Given entries
'''
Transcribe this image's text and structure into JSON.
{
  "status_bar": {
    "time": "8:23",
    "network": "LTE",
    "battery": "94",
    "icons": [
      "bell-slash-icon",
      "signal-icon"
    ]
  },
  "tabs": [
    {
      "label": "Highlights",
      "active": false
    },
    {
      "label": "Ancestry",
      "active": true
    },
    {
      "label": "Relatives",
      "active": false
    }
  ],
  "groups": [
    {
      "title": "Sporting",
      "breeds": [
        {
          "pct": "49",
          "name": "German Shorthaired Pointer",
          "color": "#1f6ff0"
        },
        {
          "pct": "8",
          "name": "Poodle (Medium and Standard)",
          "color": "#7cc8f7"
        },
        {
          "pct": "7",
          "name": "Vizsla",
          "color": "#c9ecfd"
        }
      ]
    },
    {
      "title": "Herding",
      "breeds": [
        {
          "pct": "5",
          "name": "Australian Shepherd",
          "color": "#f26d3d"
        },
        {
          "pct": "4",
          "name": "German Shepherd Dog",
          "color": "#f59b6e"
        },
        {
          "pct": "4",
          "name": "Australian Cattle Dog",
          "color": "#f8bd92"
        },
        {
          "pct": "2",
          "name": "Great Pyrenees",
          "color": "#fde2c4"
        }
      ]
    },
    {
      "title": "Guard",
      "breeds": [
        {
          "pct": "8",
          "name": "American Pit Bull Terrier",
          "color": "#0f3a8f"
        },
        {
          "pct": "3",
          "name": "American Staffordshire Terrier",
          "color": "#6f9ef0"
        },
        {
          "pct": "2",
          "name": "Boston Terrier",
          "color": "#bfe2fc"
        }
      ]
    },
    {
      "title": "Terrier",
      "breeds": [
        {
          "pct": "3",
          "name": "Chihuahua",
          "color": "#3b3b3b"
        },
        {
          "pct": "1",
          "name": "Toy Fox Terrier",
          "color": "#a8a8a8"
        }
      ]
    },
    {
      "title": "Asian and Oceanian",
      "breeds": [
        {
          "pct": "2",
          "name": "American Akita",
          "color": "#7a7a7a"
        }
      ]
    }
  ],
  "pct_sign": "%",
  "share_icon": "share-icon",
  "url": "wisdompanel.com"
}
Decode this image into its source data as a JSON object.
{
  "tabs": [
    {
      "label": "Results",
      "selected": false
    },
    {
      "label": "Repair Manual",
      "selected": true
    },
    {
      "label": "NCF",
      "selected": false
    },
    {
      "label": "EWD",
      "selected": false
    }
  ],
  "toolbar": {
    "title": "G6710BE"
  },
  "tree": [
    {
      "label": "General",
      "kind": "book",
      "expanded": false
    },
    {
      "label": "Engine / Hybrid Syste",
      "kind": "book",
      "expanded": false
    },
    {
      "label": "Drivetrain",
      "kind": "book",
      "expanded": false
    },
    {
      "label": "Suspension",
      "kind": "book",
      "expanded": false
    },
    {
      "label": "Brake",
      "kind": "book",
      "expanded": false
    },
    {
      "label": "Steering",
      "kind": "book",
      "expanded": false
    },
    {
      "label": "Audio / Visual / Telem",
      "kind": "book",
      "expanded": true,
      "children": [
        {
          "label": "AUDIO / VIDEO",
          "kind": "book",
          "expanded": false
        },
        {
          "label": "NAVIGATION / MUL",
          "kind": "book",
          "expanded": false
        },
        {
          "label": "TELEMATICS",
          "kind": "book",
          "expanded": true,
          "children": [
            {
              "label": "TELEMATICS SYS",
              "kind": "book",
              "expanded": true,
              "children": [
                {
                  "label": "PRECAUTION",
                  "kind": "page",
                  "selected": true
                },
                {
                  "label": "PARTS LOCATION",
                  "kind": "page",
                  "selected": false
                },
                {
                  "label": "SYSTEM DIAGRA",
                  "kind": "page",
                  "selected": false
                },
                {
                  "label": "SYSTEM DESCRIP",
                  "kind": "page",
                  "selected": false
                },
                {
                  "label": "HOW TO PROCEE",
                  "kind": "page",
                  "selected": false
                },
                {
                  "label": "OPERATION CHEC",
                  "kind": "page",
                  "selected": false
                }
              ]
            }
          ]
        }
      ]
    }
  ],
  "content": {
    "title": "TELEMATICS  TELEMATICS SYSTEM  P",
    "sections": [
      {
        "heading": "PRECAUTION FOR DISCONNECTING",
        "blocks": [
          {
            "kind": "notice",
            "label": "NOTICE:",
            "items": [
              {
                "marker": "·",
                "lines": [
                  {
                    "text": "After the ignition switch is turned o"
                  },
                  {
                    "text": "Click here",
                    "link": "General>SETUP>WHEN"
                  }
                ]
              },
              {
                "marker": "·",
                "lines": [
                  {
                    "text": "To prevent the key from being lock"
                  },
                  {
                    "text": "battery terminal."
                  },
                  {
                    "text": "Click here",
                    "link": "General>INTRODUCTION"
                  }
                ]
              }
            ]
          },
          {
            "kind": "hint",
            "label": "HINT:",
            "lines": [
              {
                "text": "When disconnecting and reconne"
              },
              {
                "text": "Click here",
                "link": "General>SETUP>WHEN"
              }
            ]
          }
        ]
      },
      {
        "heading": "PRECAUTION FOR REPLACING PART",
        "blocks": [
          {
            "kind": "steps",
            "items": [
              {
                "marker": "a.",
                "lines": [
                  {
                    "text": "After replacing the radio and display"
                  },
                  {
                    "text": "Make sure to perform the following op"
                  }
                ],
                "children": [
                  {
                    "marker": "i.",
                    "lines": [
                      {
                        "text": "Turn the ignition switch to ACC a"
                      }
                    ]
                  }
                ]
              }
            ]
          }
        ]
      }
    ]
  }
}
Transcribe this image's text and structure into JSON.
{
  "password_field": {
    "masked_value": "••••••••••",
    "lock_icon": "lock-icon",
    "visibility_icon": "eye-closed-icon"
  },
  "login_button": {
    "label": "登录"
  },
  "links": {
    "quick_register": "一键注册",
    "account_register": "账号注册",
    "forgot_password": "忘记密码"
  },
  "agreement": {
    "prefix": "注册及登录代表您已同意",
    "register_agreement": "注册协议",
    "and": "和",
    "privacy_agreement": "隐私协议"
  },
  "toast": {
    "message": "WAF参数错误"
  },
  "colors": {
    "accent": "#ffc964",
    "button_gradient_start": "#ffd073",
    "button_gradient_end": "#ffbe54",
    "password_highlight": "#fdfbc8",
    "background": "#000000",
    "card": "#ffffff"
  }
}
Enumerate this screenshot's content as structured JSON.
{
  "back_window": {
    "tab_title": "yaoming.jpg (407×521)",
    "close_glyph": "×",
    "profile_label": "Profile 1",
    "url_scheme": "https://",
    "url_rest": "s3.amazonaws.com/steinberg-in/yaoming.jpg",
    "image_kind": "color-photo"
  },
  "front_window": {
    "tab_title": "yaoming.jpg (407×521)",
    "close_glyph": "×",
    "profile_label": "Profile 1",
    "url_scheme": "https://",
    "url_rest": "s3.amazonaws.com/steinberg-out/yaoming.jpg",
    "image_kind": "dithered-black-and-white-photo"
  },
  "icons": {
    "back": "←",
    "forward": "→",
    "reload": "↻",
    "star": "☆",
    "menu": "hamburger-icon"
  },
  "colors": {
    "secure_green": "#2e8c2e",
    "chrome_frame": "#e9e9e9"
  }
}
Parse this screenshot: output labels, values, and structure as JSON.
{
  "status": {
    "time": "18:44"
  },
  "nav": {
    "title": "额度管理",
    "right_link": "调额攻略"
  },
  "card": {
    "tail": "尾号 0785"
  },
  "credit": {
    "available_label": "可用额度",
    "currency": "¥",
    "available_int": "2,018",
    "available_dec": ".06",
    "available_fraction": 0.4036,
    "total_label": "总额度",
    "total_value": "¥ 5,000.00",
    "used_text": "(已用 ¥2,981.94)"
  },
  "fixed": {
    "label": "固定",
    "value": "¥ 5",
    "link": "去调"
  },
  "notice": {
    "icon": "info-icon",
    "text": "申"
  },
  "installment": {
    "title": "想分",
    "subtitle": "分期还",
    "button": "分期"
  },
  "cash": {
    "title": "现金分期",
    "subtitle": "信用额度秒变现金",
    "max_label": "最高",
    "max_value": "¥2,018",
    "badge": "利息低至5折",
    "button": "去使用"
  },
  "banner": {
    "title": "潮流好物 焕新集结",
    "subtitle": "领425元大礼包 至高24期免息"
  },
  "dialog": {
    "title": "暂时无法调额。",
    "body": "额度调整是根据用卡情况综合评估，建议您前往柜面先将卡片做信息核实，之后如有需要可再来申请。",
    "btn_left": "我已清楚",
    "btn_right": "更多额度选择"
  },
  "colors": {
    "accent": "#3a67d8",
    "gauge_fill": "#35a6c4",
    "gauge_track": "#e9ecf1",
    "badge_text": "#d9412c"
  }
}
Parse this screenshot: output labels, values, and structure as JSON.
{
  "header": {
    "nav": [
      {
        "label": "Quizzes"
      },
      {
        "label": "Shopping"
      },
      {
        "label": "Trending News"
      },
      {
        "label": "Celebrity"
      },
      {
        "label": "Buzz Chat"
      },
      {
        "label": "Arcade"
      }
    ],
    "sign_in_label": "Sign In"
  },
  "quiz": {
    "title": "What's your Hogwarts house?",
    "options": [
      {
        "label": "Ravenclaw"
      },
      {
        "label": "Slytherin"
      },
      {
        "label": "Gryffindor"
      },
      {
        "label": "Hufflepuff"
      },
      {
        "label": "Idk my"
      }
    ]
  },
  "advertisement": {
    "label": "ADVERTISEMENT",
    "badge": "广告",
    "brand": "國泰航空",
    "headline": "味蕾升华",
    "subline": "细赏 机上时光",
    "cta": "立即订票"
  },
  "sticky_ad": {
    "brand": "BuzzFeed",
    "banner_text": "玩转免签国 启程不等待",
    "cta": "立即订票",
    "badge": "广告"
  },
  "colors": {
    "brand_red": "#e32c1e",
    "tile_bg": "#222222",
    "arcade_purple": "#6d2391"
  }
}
'''
Brief
Scan the material above. Return every line containing the string "TELEMATICS".

Exercise answer
          "label": "TELEMATICS",
              "label": "TELEMATICS SYS",
    "title": "TELEMATICS  TELEMATICS SYSTEM  P",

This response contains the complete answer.